Records from a data source
● ● ● ●

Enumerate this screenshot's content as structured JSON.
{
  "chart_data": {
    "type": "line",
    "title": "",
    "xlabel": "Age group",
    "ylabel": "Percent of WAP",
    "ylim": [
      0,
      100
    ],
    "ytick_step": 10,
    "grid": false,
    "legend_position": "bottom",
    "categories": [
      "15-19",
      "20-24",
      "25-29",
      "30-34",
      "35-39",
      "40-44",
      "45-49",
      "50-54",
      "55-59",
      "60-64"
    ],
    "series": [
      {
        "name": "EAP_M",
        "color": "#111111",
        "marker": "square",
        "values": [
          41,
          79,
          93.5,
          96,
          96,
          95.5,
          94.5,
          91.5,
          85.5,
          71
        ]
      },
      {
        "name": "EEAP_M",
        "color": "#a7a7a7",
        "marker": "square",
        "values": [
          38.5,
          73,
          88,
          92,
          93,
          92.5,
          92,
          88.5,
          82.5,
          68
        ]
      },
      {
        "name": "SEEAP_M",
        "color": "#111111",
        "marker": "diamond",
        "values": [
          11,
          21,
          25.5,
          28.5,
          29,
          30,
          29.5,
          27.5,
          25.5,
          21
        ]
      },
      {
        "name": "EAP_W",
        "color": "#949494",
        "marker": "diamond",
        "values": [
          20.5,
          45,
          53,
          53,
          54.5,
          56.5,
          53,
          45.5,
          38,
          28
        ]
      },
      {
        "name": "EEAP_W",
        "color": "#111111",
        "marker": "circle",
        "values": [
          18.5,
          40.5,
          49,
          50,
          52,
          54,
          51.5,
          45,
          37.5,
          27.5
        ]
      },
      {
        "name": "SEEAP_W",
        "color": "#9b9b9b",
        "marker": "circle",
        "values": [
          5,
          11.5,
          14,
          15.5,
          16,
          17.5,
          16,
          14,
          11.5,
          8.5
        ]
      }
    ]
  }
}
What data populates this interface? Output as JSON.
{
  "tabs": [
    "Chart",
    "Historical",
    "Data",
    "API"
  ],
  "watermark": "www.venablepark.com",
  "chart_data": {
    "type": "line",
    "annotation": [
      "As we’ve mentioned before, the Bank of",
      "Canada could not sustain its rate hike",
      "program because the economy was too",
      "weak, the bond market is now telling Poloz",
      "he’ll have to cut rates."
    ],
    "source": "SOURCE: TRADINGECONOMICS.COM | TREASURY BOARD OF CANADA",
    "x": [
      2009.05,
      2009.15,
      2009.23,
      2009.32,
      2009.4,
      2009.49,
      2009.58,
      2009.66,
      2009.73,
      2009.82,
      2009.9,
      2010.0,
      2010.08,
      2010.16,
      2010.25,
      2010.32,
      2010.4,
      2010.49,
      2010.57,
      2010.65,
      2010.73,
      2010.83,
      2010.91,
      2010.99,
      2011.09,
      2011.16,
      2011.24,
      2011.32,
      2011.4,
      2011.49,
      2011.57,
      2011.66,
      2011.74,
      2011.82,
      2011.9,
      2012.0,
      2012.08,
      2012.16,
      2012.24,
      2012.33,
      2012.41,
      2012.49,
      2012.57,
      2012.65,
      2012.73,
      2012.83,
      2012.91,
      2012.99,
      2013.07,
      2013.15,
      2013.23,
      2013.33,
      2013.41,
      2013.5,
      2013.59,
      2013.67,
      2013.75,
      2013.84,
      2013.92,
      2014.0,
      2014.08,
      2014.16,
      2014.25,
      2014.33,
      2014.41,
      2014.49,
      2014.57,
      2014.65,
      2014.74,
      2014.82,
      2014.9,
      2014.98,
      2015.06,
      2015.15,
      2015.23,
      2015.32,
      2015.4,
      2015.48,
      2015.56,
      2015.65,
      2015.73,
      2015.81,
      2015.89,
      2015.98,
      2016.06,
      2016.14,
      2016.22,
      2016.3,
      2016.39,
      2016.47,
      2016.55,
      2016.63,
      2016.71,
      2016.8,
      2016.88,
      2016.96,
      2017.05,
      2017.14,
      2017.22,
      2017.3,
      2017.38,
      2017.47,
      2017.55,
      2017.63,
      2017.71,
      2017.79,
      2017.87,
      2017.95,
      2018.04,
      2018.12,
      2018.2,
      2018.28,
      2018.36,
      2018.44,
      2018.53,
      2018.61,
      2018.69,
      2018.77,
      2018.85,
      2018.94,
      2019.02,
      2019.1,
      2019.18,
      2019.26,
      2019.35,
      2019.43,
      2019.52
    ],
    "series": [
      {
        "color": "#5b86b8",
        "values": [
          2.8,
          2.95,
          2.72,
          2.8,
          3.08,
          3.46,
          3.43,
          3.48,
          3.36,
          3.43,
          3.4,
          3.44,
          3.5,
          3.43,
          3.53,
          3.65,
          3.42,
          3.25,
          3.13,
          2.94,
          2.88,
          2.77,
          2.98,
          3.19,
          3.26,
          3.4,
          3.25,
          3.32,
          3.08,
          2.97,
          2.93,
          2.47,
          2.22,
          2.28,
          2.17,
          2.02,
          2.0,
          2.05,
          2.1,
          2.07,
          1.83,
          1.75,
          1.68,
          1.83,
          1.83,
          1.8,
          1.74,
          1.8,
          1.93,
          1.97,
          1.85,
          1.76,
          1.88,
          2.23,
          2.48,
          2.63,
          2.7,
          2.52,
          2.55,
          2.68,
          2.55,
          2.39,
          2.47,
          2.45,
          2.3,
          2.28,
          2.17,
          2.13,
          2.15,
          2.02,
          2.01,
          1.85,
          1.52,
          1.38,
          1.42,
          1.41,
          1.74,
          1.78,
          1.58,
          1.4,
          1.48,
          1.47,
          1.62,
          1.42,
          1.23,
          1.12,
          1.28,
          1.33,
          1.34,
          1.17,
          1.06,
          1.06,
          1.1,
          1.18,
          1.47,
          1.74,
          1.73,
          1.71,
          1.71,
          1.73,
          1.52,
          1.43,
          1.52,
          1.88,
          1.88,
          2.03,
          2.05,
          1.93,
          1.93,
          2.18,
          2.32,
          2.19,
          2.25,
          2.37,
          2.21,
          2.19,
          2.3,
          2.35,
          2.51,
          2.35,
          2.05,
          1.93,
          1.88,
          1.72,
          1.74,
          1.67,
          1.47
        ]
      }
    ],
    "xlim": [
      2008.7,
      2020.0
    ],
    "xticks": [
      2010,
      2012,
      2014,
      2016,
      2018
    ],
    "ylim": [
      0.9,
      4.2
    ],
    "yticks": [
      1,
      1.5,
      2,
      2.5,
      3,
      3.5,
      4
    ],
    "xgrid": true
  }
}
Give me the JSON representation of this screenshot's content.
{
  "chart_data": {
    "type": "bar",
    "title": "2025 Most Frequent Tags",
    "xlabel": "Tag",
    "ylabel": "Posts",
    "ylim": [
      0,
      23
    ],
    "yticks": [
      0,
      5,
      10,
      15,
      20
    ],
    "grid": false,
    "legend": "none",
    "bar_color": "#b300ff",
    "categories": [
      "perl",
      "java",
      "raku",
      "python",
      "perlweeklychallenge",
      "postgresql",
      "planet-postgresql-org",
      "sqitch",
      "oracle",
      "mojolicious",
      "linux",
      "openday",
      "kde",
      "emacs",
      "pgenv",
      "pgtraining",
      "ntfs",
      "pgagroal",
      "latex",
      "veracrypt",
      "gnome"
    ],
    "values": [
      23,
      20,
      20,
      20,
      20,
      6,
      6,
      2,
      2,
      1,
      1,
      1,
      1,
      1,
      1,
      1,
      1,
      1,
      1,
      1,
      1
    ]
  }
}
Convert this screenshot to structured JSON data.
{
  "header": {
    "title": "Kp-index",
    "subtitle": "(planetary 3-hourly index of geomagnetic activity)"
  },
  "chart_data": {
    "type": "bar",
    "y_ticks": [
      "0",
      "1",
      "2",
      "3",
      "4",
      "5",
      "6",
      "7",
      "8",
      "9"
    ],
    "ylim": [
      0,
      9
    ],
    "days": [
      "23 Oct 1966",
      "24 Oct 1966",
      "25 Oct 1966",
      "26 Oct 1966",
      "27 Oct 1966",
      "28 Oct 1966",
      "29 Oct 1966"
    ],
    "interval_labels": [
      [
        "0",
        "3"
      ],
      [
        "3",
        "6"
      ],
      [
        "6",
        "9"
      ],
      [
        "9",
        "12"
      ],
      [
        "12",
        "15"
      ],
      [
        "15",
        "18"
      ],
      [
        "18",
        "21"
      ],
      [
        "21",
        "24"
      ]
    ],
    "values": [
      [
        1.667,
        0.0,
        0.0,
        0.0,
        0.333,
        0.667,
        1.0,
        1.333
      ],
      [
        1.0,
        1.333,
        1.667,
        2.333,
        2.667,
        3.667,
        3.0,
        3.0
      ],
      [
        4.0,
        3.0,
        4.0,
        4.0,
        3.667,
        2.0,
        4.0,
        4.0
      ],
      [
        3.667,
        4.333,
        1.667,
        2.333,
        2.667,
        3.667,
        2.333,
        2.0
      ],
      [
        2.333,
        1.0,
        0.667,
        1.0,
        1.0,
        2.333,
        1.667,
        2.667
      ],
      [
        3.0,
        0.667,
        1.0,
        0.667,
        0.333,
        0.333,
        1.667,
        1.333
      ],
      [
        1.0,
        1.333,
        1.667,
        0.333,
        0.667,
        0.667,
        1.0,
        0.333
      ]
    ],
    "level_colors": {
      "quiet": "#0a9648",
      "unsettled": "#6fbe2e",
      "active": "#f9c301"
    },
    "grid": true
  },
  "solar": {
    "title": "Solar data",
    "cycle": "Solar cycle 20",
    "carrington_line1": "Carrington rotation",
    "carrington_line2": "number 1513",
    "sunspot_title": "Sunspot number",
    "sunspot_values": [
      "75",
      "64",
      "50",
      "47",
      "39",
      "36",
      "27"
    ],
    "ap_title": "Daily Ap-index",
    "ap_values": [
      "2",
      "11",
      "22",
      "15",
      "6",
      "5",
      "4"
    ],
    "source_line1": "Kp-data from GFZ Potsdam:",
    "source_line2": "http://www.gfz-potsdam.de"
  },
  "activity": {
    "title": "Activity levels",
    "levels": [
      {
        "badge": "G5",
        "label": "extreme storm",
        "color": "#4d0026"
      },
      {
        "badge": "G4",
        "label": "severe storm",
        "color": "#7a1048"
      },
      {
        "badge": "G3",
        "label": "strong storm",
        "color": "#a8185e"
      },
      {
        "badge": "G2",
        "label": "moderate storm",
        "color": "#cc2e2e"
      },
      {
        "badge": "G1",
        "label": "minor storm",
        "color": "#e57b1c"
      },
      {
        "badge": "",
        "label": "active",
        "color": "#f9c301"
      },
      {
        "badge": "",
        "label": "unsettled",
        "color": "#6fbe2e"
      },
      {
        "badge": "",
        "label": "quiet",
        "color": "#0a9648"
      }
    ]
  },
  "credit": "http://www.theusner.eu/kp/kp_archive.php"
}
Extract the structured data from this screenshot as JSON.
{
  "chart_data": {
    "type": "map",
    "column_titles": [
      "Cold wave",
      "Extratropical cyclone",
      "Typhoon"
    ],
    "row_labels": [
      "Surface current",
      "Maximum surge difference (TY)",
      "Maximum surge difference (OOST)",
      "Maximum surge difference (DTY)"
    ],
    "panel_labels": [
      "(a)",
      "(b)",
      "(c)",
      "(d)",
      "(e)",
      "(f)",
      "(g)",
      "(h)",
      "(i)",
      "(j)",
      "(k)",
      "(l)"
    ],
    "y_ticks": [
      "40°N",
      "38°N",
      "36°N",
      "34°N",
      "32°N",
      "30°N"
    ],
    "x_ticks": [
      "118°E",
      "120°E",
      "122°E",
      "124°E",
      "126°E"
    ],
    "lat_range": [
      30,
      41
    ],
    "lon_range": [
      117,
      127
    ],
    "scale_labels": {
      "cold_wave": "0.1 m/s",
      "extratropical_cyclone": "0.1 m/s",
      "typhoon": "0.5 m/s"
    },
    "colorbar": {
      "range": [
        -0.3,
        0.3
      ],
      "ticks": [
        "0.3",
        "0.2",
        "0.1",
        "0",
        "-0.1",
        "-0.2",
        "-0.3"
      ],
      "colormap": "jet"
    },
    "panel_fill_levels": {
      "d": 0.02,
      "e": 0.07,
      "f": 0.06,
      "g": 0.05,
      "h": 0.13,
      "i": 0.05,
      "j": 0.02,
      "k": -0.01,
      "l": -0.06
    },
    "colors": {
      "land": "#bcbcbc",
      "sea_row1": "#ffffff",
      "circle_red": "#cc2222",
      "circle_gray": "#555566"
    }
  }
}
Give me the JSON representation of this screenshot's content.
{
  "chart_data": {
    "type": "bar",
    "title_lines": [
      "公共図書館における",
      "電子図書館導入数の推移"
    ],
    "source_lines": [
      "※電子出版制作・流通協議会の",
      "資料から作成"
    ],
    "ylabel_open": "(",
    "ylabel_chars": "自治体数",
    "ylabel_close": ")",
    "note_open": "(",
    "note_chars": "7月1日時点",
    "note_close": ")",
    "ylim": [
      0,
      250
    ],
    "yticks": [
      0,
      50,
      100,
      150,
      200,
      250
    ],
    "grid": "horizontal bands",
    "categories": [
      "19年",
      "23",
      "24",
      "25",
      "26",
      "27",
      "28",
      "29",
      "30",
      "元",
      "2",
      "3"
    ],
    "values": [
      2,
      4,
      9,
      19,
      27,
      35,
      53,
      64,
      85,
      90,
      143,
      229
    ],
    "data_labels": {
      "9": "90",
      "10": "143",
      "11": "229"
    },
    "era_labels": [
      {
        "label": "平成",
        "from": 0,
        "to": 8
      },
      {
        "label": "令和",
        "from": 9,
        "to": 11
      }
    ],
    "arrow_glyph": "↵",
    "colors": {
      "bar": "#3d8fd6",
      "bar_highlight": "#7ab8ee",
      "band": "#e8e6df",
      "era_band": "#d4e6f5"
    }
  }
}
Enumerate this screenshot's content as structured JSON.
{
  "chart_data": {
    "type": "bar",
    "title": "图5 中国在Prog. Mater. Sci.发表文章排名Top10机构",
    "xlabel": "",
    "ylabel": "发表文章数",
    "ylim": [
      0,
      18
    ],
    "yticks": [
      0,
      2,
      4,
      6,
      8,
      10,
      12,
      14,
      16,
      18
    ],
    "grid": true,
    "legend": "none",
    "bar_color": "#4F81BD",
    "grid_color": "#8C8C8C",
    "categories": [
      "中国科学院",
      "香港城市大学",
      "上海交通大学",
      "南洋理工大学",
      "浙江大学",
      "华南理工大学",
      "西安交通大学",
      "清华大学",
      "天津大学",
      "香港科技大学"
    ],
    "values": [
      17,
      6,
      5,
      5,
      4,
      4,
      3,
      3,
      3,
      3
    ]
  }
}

● ● ● ●

Goal of the exercise => Extract, from the material above, each line holding the word "number".

Task result =>
    "carrington_line2": "number 1513",
    "sunspot_title": "Sunspot number",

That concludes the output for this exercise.